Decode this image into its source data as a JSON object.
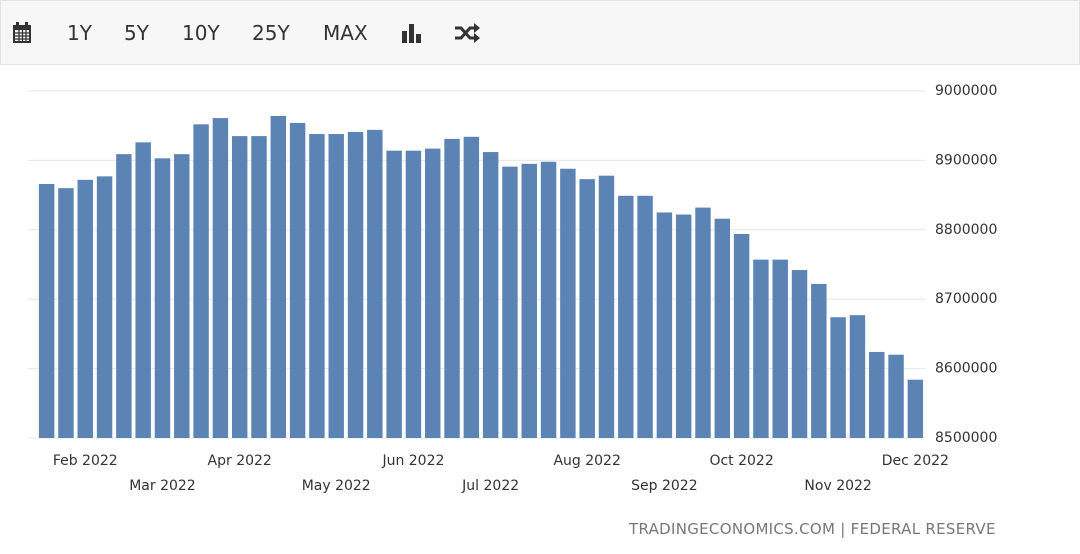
{
  "toolbar": [
    "1Y",
    "5Y",
    "10Y",
    "25Y",
    "MAX"
  ],
  "chart_data": {
    "type": "bar",
    "categories": [
      null,
      null,
      "Feb 2022",
      null,
      null,
      null,
      "Mar 2022",
      null,
      null,
      null,
      "Apr 2022",
      null,
      null,
      null,
      null,
      "May 2022",
      null,
      null,
      null,
      "Jun 2022",
      null,
      null,
      null,
      "Jul 2022",
      null,
      null,
      null,
      null,
      "Aug 2022",
      null,
      null,
      null,
      "Sep 2022",
      null,
      null,
      null,
      "Oct 2022",
      null,
      null,
      null,
      null,
      "Nov 2022",
      null,
      null,
      null,
      "Dec 2022"
    ],
    "values": [
      8866000,
      8860000,
      8872000,
      8877000,
      8909000,
      8926000,
      8903000,
      8909000,
      8952000,
      8961000,
      8935000,
      8935000,
      8964000,
      8954000,
      8938000,
      8938000,
      8941000,
      8944000,
      8914000,
      8914000,
      8917000,
      8931000,
      8934000,
      8912000,
      8891000,
      8895000,
      8898000,
      8888000,
      8873000,
      8878000,
      8849000,
      8849000,
      8825000,
      8822000,
      8832000,
      8816000,
      8794000,
      8757000,
      8757000,
      8742000,
      8722000,
      8674000,
      8677000,
      8624000,
      8620000,
      8584000
    ],
    "color": "#5b84b5",
    "ylim": [
      8500000,
      9000000
    ],
    "yticks": [
      8500000,
      8600000,
      8700000,
      8800000,
      8900000,
      9000000
    ],
    "grid": true,
    "source": "TRADINGECONOMICS.COM | FEDERAL RESERVE"
  }
}
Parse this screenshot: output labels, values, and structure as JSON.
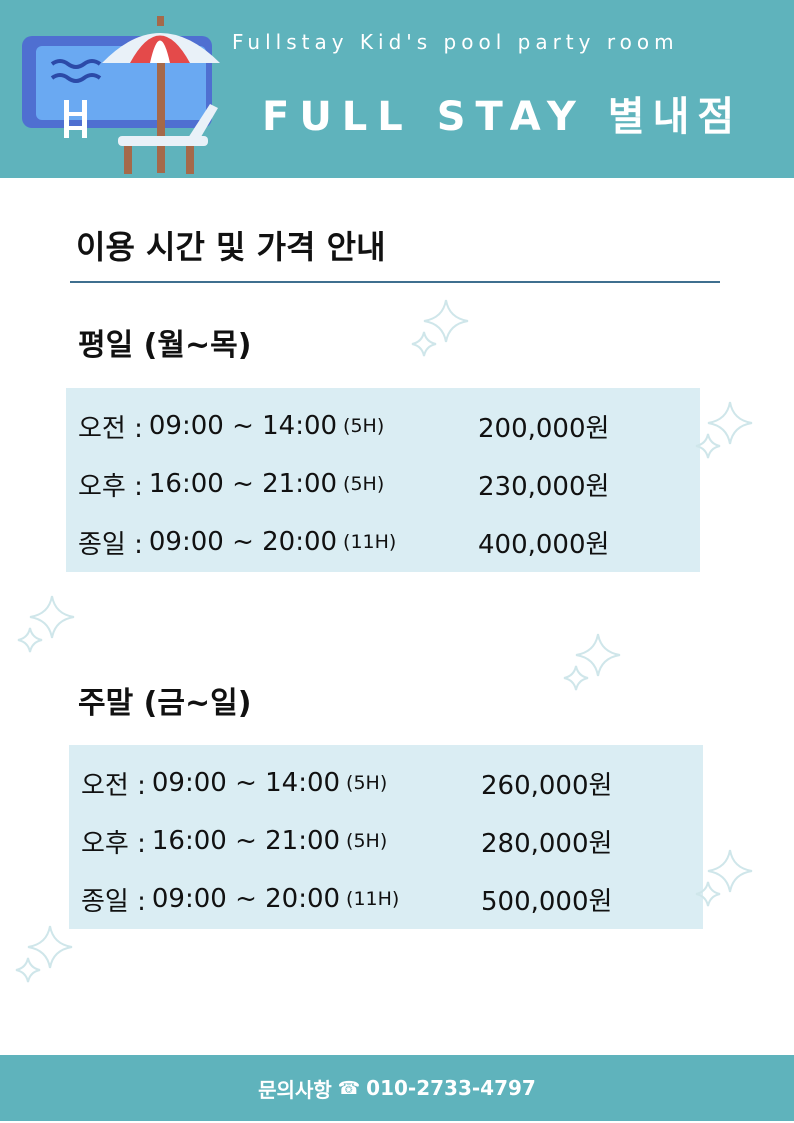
{
  "header": {
    "subtitle": "Fullstay Kid's pool party room",
    "brand": "FULL STAY",
    "branch": "별내점"
  },
  "page_title": "이용 시간 및 가격 안내",
  "weekday": {
    "title": "평일 (월~목)",
    "rows": [
      {
        "slot": "오전 :",
        "time": "09:00 ~ 14:00",
        "duration": "(5H)",
        "price": "200,000원"
      },
      {
        "slot": "오후 :",
        "time": "16:00 ~ 21:00",
        "duration": "(5H)",
        "price": "230,000원"
      },
      {
        "slot": "종일 :",
        "time": "09:00 ~ 20:00",
        "duration": "(11H)",
        "price": "400,000원"
      }
    ]
  },
  "weekend": {
    "title": "주말 (금~일)",
    "rows": [
      {
        "slot": "오전 :",
        "time": "09:00 ~ 14:00",
        "duration": "(5H)",
        "price": "260,000원"
      },
      {
        "slot": "오후 :",
        "time": "16:00 ~ 21:00",
        "duration": "(5H)",
        "price": "280,000원"
      },
      {
        "slot": "종일 :",
        "time": "09:00 ~ 20:00",
        "duration": "(11H)",
        "price": "500,000원"
      }
    ]
  },
  "footer": {
    "contact_label": "문의사항",
    "phone_icon": "☎",
    "phone": "010-2733-4797"
  },
  "colors": {
    "header_bg": "#5fb3bc",
    "box_bg": "#daedf3",
    "divider": "#3f6f8f",
    "sparkle": "#cfe6ea"
  },
  "icons": [
    "pool-umbrella-logo-icon",
    "sparkle-icon",
    "phone-icon"
  ]
}
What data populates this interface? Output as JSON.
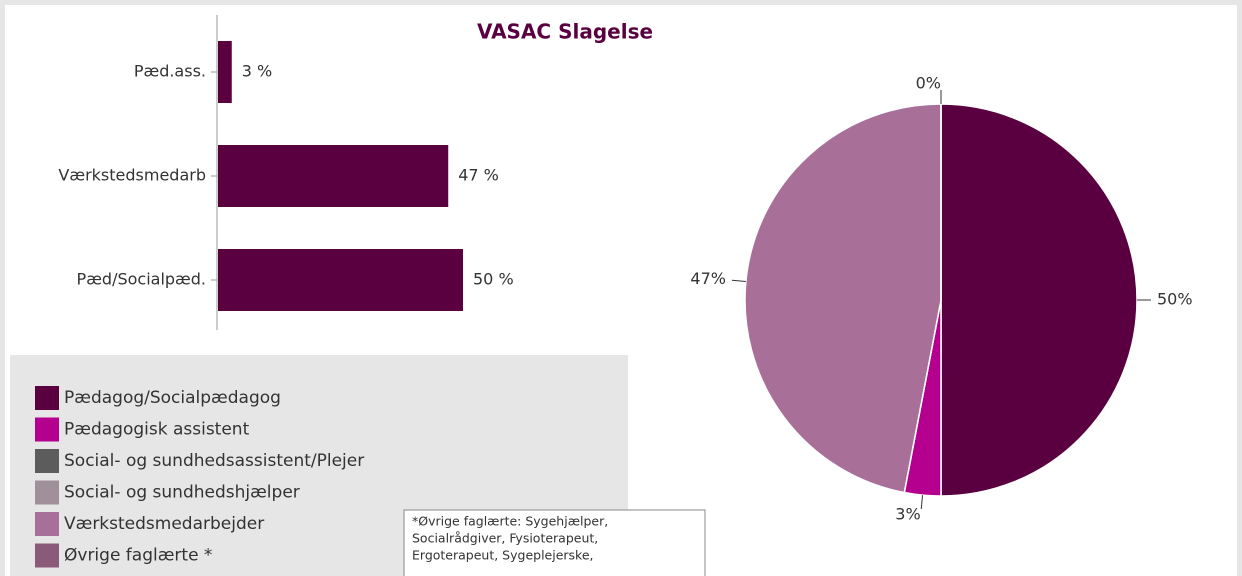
{
  "chart_data": [
    {
      "type": "bar",
      "title": "VASAC Slagelse",
      "orientation": "horizontal",
      "categories": [
        "Pæd.ass.",
        "Værkstedsmedarb",
        "Pæd/Socialpæd."
      ],
      "values": [
        3,
        47,
        50
      ],
      "value_labels": [
        "3 %",
        "47 %",
        "50 %"
      ],
      "color": "#5a0040",
      "xlim": [
        0,
        100
      ]
    },
    {
      "type": "pie",
      "categories": [
        "Pædagog/Socialpædagog",
        "Pædagogisk assistent",
        "Social- og sundhedsassistent/Plejer",
        "Social- og sundhedshjælper",
        "Værkstedsmedarbejder",
        "Øvrige faglærte *"
      ],
      "values": [
        50,
        3,
        0,
        0,
        47,
        0
      ],
      "value_labels": [
        "50%",
        "3%",
        null,
        null,
        "47%",
        "0%"
      ],
      "colors": [
        "#5a0040",
        "#b5008f",
        "#5c5c5c",
        "#a0909a",
        "#a87099",
        "#8a5a78"
      ],
      "legend": "bottom-left"
    }
  ],
  "footnote": [
    "*Øvrige faglærte: Sygehjælper,",
    "Socialrådgiver, Fysioterapeut,",
    "Ergoterapeut, Sygeplejerske,"
  ]
}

....

:: What to produce ::
All lines in the data that contain the word "faglærte" should be copied.

:: Correct answer ::
        "Øvrige faglærte *"
    "*Øvrige faglærte: Sygehjælper,",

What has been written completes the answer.